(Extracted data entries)
[start]

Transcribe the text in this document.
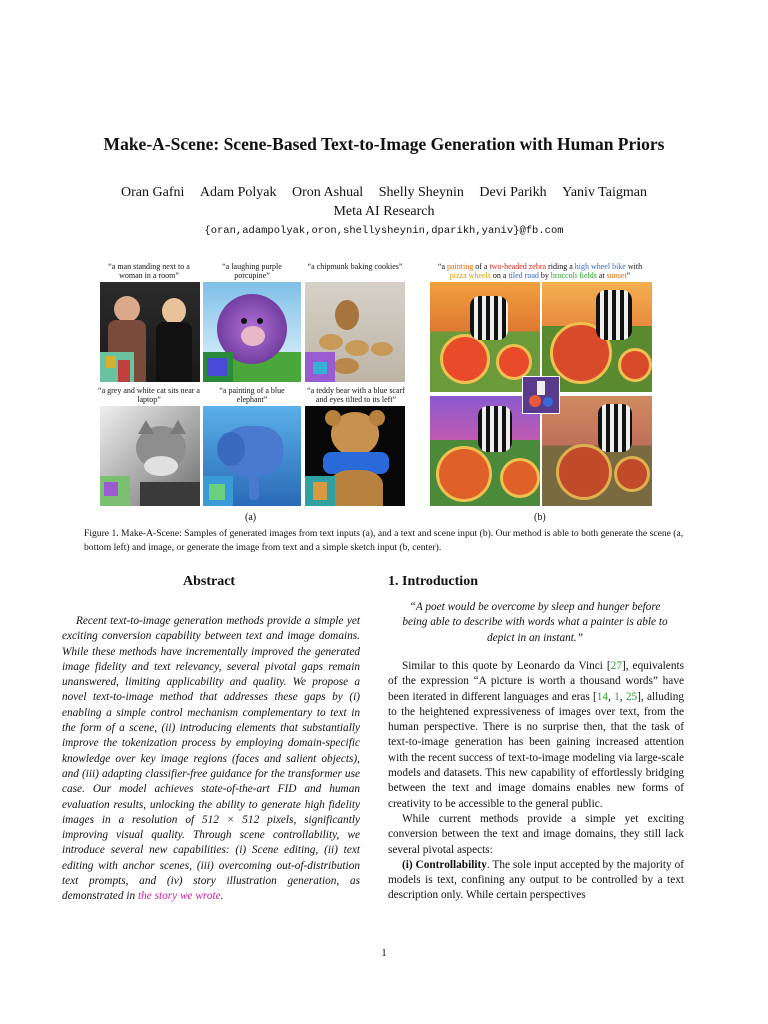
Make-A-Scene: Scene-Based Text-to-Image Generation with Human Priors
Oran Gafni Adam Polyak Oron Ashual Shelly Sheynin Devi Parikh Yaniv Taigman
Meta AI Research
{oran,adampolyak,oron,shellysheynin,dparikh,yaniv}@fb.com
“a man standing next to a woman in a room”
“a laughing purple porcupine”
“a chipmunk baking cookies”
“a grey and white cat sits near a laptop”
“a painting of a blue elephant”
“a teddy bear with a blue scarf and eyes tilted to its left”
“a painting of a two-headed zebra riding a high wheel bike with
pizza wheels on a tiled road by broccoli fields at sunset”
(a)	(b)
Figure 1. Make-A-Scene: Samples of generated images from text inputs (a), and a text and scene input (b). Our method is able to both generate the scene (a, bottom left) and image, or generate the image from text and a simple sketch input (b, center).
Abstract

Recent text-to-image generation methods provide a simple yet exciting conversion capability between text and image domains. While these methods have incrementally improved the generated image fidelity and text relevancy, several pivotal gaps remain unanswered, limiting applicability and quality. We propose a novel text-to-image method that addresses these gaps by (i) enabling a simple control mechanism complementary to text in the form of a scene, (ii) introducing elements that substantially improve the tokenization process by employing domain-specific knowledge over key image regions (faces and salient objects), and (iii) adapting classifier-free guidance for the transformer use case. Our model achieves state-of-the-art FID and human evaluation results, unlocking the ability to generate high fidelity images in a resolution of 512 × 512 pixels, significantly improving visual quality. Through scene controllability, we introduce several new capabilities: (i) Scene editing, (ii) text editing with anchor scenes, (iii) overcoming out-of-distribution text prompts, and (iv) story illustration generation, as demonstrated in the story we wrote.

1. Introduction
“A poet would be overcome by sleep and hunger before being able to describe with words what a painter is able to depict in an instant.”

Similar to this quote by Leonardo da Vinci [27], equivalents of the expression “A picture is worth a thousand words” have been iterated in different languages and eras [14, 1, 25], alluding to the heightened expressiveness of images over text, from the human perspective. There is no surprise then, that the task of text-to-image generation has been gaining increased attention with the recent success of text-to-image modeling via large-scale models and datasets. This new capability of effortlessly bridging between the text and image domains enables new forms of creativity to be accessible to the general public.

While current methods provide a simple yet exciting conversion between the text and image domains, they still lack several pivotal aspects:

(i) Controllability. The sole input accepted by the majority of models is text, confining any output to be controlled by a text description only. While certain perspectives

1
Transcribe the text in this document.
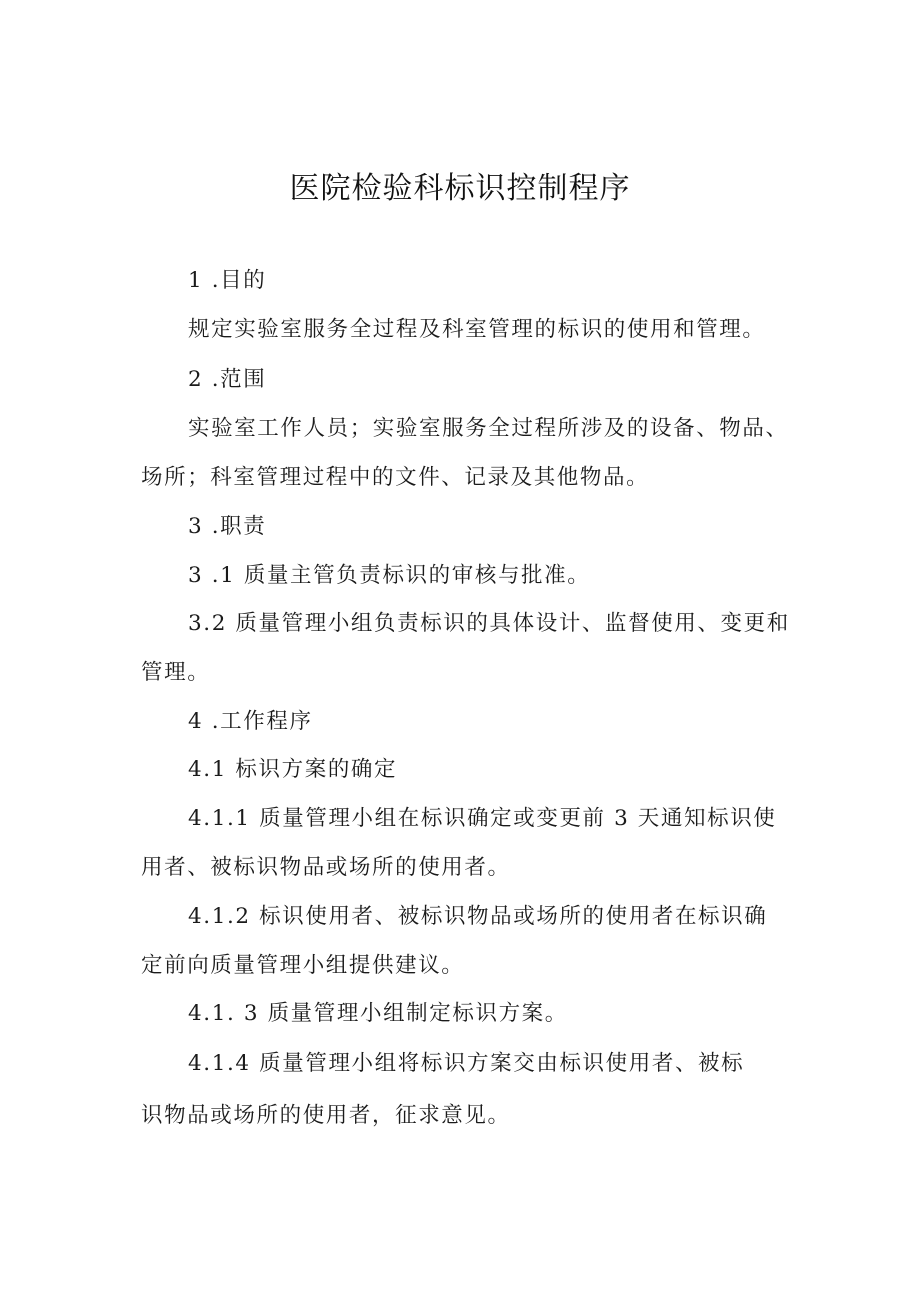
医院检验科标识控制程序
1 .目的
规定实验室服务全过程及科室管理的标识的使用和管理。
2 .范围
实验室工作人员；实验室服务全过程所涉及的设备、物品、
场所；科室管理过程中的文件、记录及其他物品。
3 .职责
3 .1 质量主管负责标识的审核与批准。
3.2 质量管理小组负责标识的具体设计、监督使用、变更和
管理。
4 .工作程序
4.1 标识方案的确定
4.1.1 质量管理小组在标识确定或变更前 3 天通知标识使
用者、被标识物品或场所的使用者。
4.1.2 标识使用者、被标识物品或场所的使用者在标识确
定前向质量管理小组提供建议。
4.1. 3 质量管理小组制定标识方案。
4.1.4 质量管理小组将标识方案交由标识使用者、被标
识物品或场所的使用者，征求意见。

[end]
[start]

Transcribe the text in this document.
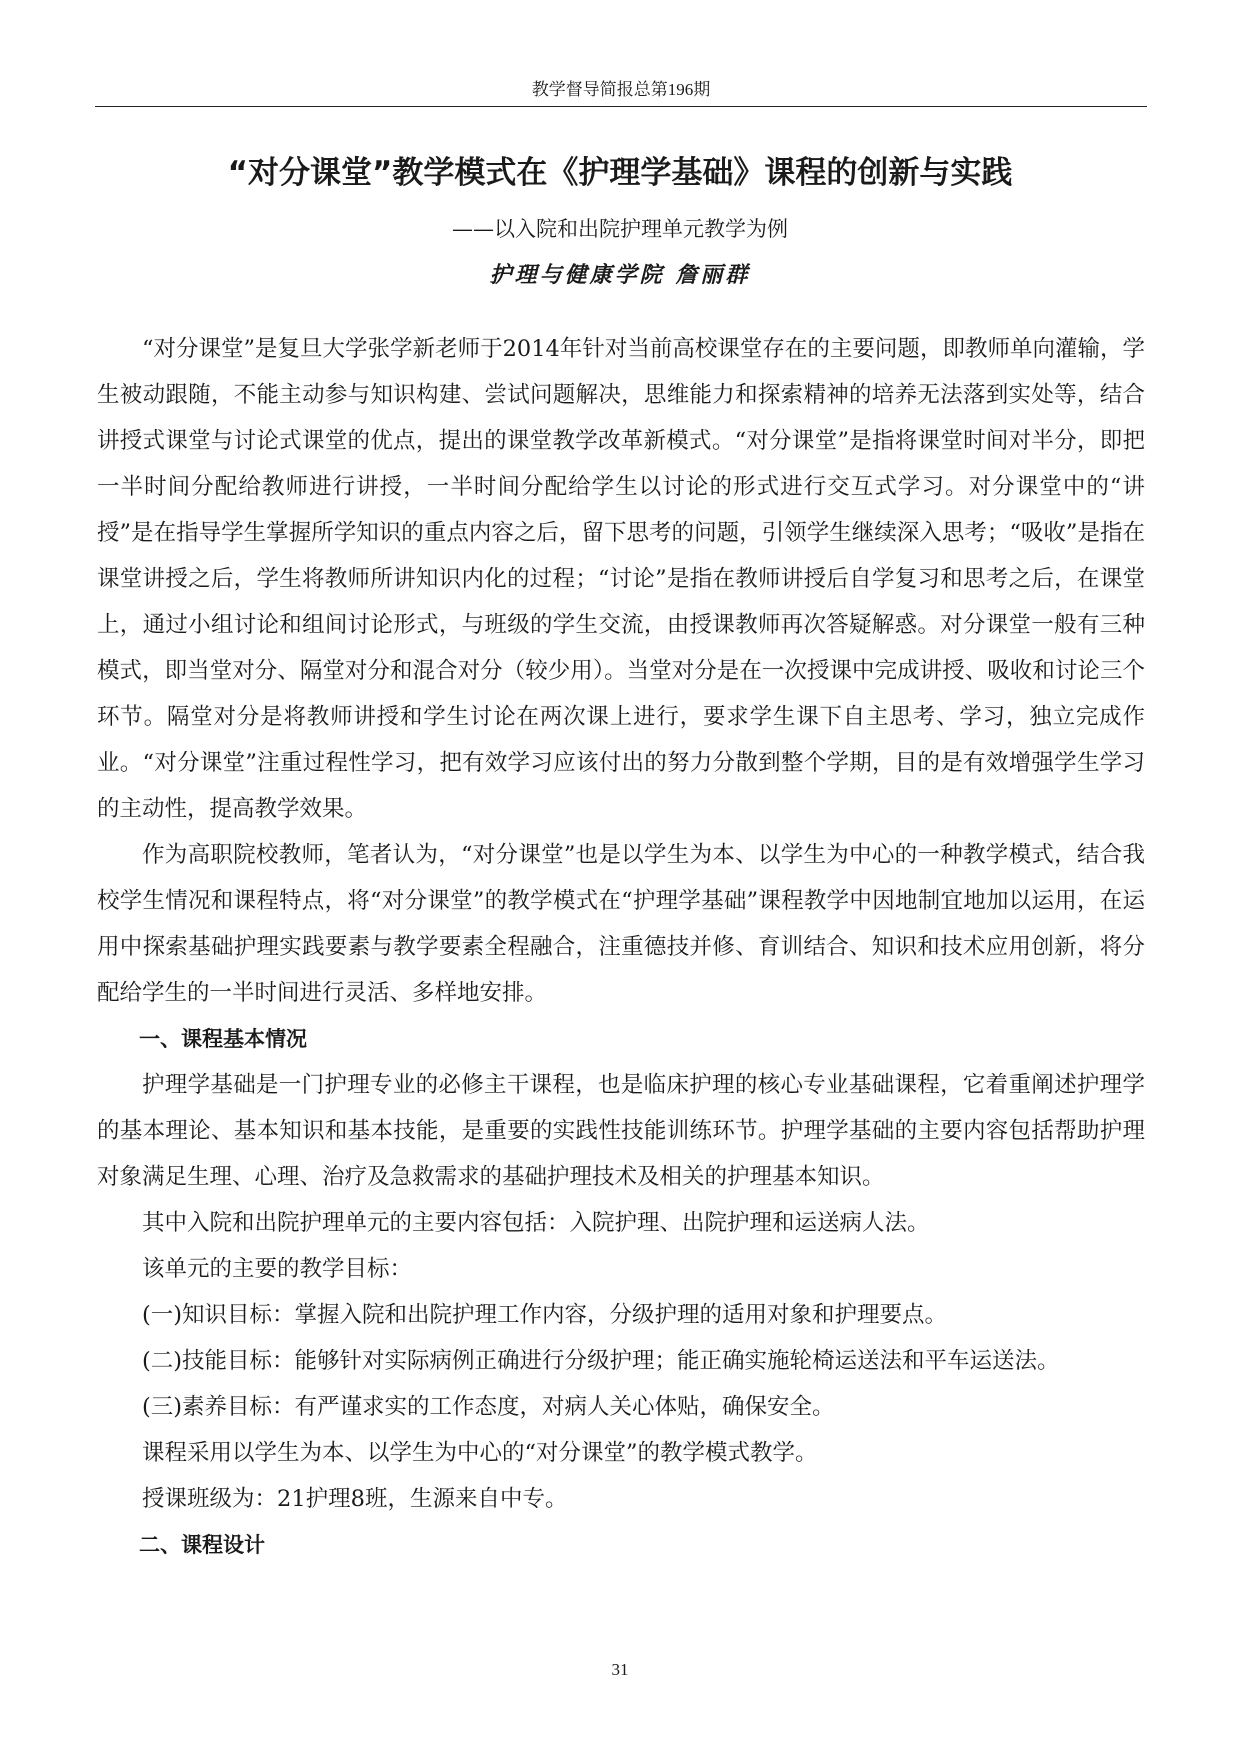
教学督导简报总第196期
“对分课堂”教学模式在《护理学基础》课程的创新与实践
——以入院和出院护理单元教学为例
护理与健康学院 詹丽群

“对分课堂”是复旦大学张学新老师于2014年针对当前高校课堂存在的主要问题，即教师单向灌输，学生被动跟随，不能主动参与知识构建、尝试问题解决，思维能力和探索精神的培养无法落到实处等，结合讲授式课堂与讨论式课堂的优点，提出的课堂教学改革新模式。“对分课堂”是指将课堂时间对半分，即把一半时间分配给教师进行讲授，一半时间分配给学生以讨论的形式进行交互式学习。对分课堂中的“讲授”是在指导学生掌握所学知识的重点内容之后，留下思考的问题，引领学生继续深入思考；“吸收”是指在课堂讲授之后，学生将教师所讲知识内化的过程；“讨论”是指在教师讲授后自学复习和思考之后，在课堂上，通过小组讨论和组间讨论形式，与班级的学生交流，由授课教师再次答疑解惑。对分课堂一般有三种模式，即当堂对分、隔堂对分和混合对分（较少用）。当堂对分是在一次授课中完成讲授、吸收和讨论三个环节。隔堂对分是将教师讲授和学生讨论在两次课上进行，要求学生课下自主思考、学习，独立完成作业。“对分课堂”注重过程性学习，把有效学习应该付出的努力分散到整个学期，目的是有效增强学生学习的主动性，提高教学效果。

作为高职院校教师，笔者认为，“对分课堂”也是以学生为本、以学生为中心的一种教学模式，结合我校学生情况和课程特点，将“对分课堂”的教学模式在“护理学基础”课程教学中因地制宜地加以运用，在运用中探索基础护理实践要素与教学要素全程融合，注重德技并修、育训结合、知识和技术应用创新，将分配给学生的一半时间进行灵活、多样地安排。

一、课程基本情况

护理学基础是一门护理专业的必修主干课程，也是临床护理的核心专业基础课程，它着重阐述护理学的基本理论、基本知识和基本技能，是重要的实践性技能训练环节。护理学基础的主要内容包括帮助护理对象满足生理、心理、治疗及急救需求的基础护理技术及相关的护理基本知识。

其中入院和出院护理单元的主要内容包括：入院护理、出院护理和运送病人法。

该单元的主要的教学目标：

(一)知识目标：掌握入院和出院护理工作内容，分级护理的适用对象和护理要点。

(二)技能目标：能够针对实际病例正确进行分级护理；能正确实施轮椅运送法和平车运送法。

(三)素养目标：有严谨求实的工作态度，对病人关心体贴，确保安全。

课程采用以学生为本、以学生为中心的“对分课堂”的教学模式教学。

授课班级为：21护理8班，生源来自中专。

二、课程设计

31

[end]

All lines above with "painting" in them should be returned.

Solution to this task |
“a painting of a blue elephant”
“a painting of a two-headed zebra riding a high wheel bike with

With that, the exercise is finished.